Exercise task> Gather all lines containing the string "Notional" and copy them out.

[Collected data]
# # #
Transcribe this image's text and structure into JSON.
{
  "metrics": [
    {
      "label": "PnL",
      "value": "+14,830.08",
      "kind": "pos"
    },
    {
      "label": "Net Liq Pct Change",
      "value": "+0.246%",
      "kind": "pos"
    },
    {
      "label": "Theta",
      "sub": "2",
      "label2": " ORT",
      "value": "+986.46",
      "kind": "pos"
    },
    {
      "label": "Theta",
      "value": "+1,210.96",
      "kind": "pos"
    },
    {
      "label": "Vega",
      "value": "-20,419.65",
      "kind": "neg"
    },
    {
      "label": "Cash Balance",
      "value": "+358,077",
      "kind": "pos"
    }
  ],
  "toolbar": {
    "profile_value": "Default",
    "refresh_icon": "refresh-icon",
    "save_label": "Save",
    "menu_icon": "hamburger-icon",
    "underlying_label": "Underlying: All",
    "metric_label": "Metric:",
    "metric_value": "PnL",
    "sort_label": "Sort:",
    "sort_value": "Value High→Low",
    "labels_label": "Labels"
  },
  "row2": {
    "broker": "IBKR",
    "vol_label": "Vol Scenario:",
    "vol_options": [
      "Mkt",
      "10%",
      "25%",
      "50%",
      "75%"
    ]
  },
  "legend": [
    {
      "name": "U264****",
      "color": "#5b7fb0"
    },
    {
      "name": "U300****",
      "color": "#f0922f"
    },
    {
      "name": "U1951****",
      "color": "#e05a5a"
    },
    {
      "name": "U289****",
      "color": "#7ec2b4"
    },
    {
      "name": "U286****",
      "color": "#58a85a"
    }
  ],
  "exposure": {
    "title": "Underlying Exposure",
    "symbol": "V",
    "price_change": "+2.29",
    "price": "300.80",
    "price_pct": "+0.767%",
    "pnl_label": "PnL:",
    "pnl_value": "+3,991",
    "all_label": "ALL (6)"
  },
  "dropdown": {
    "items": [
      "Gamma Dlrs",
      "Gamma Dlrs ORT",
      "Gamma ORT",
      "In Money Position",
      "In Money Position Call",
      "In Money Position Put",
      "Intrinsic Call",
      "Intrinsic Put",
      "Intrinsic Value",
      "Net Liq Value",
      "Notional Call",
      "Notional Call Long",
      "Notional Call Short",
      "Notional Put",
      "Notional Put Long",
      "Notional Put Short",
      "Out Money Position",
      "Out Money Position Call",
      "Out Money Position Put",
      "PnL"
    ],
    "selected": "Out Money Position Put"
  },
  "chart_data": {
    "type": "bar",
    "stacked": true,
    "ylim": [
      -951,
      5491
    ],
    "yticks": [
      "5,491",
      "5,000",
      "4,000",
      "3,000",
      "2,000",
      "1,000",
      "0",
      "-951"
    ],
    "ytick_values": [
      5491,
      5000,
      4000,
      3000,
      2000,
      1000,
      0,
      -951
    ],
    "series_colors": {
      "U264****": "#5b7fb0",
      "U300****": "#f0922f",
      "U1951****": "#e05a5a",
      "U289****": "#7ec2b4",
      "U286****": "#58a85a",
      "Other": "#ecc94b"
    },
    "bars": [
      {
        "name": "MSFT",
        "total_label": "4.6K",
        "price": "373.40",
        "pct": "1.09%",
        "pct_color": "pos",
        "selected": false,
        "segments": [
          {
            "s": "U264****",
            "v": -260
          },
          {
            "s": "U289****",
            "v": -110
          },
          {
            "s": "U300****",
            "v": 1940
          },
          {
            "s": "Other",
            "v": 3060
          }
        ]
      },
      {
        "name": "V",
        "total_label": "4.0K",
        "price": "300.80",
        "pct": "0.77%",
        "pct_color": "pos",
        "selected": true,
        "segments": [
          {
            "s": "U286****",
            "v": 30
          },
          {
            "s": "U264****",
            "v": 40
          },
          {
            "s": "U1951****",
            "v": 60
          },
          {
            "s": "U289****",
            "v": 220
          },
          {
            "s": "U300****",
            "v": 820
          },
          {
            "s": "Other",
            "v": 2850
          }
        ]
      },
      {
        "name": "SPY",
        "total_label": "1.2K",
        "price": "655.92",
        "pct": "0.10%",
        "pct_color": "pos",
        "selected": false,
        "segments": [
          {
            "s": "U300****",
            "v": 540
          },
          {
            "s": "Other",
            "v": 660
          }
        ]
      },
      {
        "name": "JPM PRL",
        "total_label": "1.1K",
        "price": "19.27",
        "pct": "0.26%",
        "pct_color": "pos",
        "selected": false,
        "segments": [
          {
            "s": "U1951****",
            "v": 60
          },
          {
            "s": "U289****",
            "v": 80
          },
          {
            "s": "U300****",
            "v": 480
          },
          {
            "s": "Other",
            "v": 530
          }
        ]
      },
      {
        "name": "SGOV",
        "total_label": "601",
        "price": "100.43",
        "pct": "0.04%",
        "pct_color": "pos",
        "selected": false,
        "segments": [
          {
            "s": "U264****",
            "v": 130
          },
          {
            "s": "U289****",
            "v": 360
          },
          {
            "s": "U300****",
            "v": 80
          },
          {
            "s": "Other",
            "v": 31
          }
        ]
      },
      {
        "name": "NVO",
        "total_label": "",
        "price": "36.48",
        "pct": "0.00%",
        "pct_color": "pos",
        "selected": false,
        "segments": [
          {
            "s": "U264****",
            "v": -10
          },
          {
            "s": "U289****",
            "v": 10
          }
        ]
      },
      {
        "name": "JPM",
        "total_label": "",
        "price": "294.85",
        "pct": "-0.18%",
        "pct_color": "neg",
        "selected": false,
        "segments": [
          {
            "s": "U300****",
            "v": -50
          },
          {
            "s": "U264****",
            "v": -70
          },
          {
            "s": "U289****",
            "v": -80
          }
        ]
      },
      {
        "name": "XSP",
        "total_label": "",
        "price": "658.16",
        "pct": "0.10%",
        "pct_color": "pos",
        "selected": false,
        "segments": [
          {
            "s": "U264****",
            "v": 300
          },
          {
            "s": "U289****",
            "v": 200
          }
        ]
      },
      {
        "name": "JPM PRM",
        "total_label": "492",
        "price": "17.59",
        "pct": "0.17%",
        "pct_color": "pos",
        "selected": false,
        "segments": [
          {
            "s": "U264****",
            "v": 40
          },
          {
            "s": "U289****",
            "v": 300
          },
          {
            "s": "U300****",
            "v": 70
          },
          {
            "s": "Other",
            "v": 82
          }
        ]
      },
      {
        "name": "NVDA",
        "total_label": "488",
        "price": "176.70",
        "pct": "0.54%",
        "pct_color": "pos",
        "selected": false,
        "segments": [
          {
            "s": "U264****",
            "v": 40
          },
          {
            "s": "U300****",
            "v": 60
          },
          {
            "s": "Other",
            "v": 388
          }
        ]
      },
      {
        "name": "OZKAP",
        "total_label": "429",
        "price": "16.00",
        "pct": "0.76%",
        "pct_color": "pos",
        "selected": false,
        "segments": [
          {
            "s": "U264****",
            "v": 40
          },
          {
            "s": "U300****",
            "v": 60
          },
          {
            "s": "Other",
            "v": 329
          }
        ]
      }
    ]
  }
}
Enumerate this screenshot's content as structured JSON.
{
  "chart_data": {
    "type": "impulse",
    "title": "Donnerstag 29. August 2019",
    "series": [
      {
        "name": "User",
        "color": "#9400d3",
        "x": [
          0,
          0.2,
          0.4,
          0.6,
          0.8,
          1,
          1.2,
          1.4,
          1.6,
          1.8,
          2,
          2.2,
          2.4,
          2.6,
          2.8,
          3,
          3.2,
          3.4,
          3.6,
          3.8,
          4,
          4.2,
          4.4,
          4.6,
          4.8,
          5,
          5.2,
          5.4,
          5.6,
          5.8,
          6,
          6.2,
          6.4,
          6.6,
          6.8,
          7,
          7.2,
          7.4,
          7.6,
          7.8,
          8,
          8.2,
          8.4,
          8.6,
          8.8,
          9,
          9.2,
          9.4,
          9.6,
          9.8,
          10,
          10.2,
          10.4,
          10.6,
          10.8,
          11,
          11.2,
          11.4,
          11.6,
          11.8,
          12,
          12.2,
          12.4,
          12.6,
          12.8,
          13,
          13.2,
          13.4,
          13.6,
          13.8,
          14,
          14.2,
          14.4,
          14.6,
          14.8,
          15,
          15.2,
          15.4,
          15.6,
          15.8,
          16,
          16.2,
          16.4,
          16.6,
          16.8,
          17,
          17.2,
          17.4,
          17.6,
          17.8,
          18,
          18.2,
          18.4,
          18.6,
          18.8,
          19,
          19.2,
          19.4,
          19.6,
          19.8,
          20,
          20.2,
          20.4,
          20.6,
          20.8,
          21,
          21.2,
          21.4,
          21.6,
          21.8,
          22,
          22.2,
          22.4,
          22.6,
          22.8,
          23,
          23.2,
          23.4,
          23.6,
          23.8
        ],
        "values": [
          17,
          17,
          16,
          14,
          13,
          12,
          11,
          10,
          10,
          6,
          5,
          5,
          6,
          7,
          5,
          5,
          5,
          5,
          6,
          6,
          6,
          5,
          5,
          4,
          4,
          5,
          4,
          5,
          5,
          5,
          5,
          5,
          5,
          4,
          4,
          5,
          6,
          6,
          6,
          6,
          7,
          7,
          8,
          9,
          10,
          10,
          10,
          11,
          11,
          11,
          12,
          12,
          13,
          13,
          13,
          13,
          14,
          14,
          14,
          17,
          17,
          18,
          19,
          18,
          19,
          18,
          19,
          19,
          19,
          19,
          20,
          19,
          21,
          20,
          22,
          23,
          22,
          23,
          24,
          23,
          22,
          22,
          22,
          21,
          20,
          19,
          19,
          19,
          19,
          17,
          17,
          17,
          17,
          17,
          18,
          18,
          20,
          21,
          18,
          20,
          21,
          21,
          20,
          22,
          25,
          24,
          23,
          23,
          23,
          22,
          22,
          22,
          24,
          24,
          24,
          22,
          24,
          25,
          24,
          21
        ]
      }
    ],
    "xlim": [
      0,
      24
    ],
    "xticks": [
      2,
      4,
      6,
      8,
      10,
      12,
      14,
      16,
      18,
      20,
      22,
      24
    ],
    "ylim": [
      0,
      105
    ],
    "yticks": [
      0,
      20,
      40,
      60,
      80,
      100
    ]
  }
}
# # #
Right answer>
      "Notional Call",
      "Notional Call Long",
      "Notional Call Short",
      "Notional Put",
      "Notional Put Long",
      "Notional Put Short",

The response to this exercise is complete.